++++ Material to process ++++

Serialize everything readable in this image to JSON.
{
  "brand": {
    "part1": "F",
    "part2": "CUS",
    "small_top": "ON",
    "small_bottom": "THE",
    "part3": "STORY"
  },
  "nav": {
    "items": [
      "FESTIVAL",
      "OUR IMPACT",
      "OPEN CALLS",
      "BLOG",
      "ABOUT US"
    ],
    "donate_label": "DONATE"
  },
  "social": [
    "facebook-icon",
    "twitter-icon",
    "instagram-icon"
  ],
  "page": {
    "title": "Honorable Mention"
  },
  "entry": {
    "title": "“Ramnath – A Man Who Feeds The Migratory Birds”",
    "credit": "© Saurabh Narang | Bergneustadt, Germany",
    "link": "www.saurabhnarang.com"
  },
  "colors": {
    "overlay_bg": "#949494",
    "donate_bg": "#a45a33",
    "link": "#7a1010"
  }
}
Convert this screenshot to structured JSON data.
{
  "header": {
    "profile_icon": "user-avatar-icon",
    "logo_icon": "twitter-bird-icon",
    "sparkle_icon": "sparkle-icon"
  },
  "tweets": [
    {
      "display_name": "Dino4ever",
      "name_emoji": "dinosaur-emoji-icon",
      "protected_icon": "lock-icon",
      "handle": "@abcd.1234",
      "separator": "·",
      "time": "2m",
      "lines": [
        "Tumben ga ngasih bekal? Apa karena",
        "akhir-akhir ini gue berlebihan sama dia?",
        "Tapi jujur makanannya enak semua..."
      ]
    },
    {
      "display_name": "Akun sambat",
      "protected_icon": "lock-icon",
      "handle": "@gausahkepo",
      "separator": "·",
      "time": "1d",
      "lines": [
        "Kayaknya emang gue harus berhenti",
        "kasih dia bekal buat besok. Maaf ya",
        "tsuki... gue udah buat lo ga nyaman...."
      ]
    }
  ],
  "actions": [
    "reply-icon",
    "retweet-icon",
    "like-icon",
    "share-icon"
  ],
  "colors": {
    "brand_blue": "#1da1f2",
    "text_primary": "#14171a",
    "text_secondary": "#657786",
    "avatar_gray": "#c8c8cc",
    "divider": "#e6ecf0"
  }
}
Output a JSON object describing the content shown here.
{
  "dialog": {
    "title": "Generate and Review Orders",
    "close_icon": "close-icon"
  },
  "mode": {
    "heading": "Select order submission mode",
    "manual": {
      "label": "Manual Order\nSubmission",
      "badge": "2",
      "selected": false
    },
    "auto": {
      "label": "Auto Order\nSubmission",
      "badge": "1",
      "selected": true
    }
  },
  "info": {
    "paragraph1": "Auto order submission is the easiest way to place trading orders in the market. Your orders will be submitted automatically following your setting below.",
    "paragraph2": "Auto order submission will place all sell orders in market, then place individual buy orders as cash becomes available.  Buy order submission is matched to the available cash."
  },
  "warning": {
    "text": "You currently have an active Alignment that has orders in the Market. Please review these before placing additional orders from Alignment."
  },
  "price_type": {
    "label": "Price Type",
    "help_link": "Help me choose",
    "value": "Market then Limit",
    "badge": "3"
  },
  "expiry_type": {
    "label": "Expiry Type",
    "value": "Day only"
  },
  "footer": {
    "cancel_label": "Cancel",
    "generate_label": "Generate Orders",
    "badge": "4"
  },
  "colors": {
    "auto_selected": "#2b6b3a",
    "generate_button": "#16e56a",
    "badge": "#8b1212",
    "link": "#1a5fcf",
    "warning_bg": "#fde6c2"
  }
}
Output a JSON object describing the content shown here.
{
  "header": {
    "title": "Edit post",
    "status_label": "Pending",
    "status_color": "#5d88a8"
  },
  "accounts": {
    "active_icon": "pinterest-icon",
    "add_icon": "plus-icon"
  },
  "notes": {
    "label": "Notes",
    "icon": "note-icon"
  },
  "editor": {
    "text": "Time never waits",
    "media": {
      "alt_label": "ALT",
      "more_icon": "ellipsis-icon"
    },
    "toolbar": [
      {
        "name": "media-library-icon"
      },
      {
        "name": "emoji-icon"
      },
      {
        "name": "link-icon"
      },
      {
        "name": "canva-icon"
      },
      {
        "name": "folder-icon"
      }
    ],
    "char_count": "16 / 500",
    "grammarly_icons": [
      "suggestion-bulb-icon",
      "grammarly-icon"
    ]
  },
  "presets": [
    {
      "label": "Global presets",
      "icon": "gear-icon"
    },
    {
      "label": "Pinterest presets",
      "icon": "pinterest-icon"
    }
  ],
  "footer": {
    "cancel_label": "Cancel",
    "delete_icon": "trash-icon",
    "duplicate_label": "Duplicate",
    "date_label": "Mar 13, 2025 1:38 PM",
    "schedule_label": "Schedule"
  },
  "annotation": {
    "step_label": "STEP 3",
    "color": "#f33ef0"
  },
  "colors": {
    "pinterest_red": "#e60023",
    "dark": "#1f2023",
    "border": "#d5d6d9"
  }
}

++++

§ **The problem**:
Each record above should be repeated exactly as it appears.

§ **Solved problem**:
Serialize everything readable in this image to JSON.
{
  "brand": {
    "part1": "F",
    "part2": "CUS",
    "small_top": "ON",
    "small_bottom": "THE",
    "part3": "STORY"
  },
  "nav": {
    "items": [
      "FESTIVAL",
      "OUR IMPACT",
      "OPEN CALLS",
      "BLOG",
      "ABOUT US"
    ],
    "donate_label": "DONATE"
  },
  "social": [
    "facebook-icon",
    "twitter-icon",
    "instagram-icon"
  ],
  "page": {
    "title": "Honorable Mention"
  },
  "entry": {
    "title": "“Ramnath – A Man Who Feeds The Migratory Birds”",
    "credit": "© Saurabh Narang | Bergneustadt, Germany",
    "link": "www.saurabhnarang.com"
  },
  "colors": {
    "overlay_bg": "#949494",
    "donate_bg": "#a45a33",
    "link": "#7a1010"
  }
}
Convert this screenshot to structured JSON data.
{
  "header": {
    "profile_icon": "user-avatar-icon",
    "logo_icon": "twitter-bird-icon",
    "sparkle_icon": "sparkle-icon"
  },
  "tweets": [
    {
      "display_name": "Dino4ever",
      "name_emoji": "dinosaur-emoji-icon",
      "protected_icon": "lock-icon",
      "handle": "@abcd.1234",
      "separator": "·",
      "time": "2m",
      "lines": [
        "Tumben ga ngasih bekal? Apa karena",
        "akhir-akhir ini gue berlebihan sama dia?",
        "Tapi jujur makanannya enak semua..."
      ]
    },
    {
      "display_name": "Akun sambat",
      "protected_icon": "lock-icon",
      "handle": "@gausahkepo",
      "separator": "·",
      "time": "1d",
      "lines": [
        "Kayaknya emang gue harus berhenti",
        "kasih dia bekal buat besok. Maaf ya",
        "tsuki... gue udah buat lo ga nyaman...."
      ]
    }
  ],
  "actions": [
    "reply-icon",
    "retweet-icon",
    "like-icon",
    "share-icon"
  ],
  "colors": {
    "brand_blue": "#1da1f2",
    "text_primary": "#14171a",
    "text_secondary": "#657786",
    "avatar_gray": "#c8c8cc",
    "divider": "#e6ecf0"
  }
}
Output a JSON object describing the content shown here.
{
  "dialog": {
    "title": "Generate and Review Orders",
    "close_icon": "close-icon"
  },
  "mode": {
    "heading": "Select order submission mode",
    "manual": {
      "label": "Manual Order\nSubmission",
      "badge": "2",
      "selected": false
    },
    "auto": {
      "label": "Auto Order\nSubmission",
      "badge": "1",
      "selected": true
    }
  },
  "info": {
    "paragraph1": "Auto order submission is the easiest way to place trading orders in the market. Your orders will be submitted automatically following your setting below.",
    "paragraph2": "Auto order submission will place all sell orders in market, then place individual buy orders as cash becomes available.  Buy order submission is matched to the available cash."
  },
  "warning": {
    "text": "You currently have an active Alignment that has orders in the Market. Please review these before placing additional orders from Alignment."
  },
  "price_type": {
    "label": "Price Type",
    "help_link": "Help me choose",
    "value": "Market then Limit",
    "badge": "3"
  },
  "expiry_type": {
    "label": "Expiry Type",
    "value": "Day only"
  },
  "footer": {
    "cancel_label": "Cancel",
    "generate_label": "Generate Orders",
    "badge": "4"
  },
  "colors": {
    "auto_selected": "#2b6b3a",
    "generate_button": "#16e56a",
    "badge": "#8b1212",
    "link": "#1a5fcf",
    "warning_bg": "#fde6c2"
  }
}
Output a JSON object describing the content shown here.
{
  "header": {
    "title": "Edit post",
    "status_label": "Pending",
    "status_color": "#5d88a8"
  },
  "accounts": {
    "active_icon": "pinterest-icon",
    "add_icon": "plus-icon"
  },
  "notes": {
    "label": "Notes",
    "icon": "note-icon"
  },
  "editor": {
    "text": "Time never waits",
    "media": {
      "alt_label": "ALT",
      "more_icon": "ellipsis-icon"
    },
    "toolbar": [
      {
        "name": "media-library-icon"
      },
      {
        "name": "emoji-icon"
      },
      {
        "name": "link-icon"
      },
      {
        "name": "canva-icon"
      },
      {
        "name": "folder-icon"
      }
    ],
    "char_count": "16 / 500",
    "grammarly_icons": [
      "suggestion-bulb-icon",
      "grammarly-icon"
    ]
  },
  "presets": [
    {
      "label": "Global presets",
      "icon": "gear-icon"
    },
    {
      "label": "Pinterest presets",
      "icon": "pinterest-icon"
    }
  ],
  "footer": {
    "cancel_label": "Cancel",
    "delete_icon": "trash-icon",
    "duplicate_label": "Duplicate",
    "date_label": "Mar 13, 2025 1:38 PM",
    "schedule_label": "Schedule"
  },
  "annotation": {
    "step_label": "STEP 3",
    "color": "#f33ef0"
  },
  "colors": {
    "pinterest_red": "#e60023",
    "dark": "#1f2023",
    "border": "#d5d6d9"
  }
}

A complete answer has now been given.